>>>

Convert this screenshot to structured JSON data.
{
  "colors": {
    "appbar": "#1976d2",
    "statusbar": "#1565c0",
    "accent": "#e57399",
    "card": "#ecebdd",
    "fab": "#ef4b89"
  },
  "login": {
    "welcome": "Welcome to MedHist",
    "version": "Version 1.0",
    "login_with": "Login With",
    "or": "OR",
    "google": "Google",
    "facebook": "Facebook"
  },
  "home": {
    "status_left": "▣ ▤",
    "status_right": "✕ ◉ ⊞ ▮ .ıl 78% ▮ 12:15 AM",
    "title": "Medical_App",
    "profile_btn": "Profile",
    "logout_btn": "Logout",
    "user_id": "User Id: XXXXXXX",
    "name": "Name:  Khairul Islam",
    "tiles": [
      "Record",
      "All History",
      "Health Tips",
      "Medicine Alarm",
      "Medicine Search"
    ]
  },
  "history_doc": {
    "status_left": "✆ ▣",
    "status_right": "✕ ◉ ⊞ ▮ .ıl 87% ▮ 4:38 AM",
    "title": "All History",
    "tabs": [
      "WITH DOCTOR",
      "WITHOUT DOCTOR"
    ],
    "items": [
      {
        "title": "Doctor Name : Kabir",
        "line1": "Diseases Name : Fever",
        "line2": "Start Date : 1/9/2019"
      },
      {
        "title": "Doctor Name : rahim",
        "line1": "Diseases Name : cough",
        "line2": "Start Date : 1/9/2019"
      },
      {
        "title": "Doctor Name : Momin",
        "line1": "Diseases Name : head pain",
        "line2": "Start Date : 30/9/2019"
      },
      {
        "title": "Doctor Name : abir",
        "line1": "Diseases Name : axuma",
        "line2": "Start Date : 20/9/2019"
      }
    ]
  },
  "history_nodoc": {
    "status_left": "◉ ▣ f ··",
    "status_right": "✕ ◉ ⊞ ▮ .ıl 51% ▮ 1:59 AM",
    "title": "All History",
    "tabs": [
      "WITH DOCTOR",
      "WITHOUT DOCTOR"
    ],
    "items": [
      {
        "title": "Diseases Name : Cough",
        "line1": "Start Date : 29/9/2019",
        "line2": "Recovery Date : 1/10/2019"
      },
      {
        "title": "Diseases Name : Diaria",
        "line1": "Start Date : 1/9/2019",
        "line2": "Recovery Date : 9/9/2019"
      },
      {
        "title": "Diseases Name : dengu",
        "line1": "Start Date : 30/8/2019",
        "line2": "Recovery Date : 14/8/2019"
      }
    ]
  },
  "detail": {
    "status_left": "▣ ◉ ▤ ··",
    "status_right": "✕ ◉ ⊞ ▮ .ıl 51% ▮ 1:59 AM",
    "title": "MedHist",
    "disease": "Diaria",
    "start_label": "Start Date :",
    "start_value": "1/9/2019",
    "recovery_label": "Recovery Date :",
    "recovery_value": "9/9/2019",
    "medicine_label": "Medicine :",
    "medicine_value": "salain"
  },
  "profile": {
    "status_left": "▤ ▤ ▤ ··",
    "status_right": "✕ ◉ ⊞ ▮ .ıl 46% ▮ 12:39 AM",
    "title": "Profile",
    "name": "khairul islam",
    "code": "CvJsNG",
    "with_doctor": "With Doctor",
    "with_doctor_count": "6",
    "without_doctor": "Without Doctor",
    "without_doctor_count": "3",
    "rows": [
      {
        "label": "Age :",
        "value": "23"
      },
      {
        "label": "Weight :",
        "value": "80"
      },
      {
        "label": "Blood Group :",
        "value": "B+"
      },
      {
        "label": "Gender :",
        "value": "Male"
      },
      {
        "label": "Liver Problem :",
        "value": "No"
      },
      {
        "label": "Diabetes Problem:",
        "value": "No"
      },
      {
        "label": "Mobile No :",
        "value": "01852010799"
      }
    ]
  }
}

<<<

Copy every record exactly as presented.

--- Result of this exercise ---
Convert this screenshot to structured JSON data.
{
  "colors": {
    "appbar": "#1976d2",
    "statusbar": "#1565c0",
    "accent": "#e57399",
    "card": "#ecebdd",
    "fab": "#ef4b89"
  },
  "login": {
    "welcome": "Welcome to MedHist",
    "version": "Version 1.0",
    "login_with": "Login With",
    "or": "OR",
    "google": "Google",
    "facebook": "Facebook"
  },
  "home": {
    "status_left": "▣ ▤",
    "status_right": "✕ ◉ ⊞ ▮ .ıl 78% ▮ 12:15 AM",
    "title": "Medical_App",
    "profile_btn": "Profile",
    "logout_btn": "Logout",
    "user_id": "User Id: XXXXXXX",
    "name": "Name:  Khairul Islam",
    "tiles": [
      "Record",
      "All History",
      "Health Tips",
      "Medicine Alarm",
      "Medicine Search"
    ]
  },
  "history_doc": {
    "status_left": "✆ ▣",
    "status_right": "✕ ◉ ⊞ ▮ .ıl 87% ▮ 4:38 AM",
    "title": "All History",
    "tabs": [
      "WITH DOCTOR",
      "WITHOUT DOCTOR"
    ],
    "items": [
      {
        "title": "Doctor Name : Kabir",
        "line1": "Diseases Name : Fever",
        "line2": "Start Date : 1/9/2019"
      },
      {
        "title": "Doctor Name : rahim",
        "line1": "Diseases Name : cough",
        "line2": "Start Date : 1/9/2019"
      },
      {
        "title": "Doctor Name : Momin",
        "line1": "Diseases Name : head pain",
        "line2": "Start Date : 30/9/2019"
      },
      {
        "title": "Doctor Name : abir",
        "line1": "Diseases Name : axuma",
        "line2": "Start Date : 20/9/2019"
      }
    ]
  },
  "history_nodoc": {
    "status_left": "◉ ▣ f ··",
    "status_right": "✕ ◉ ⊞ ▮ .ıl 51% ▮ 1:59 AM",
    "title": "All History",
    "tabs": [
      "WITH DOCTOR",
      "WITHOUT DOCTOR"
    ],
    "items": [
      {
        "title": "Diseases Name : Cough",
        "line1": "Start Date : 29/9/2019",
        "line2": "Recovery Date : 1/10/2019"
      },
      {
        "title": "Diseases Name : Diaria",
        "line1": "Start Date : 1/9/2019",
        "line2": "Recovery Date : 9/9/2019"
      },
      {
        "title": "Diseases Name : dengu",
        "line1": "Start Date : 30/8/2019",
        "line2": "Recovery Date : 14/8/2019"
      }
    ]
  },
  "detail": {
    "status_left": "▣ ◉ ▤ ··",
    "status_right": "✕ ◉ ⊞ ▮ .ıl 51% ▮ 1:59 AM",
    "title": "MedHist",
    "disease": "Diaria",
    "start_label": "Start Date :",
    "start_value": "1/9/2019",
    "recovery_label": "Recovery Date :",
    "recovery_value": "9/9/2019",
    "medicine_label": "Medicine :",
    "medicine_value": "salain"
  },
  "profile": {
    "status_left": "▤ ▤ ▤ ··",
    "status_right": "✕ ◉ ⊞ ▮ .ıl 46% ▮ 12:39 AM",
    "title": "Profile",
    "name": "khairul islam",
    "code": "CvJsNG",
    "with_doctor": "With Doctor",
    "with_doctor_count": "6",
    "without_doctor": "Without Doctor",
    "without_doctor_count": "3",
    "rows": [
      {
        "label": "Age :",
        "value": "23"
      },
      {
        "label": "Weight :",
        "value": "80"
      },
      {
        "label": "Blood Group :",
        "value": "B+"
      },
      {
        "label": "Gender :",
        "value": "Male"
      },
      {
        "label": "Liver Problem :",
        "value": "No"
      },
      {
        "label": "Diabetes Problem:",
        "value": "No"
      },
      {
        "label": "Mobile No :",
        "value": "01852010799"
      }
    ]
  }
}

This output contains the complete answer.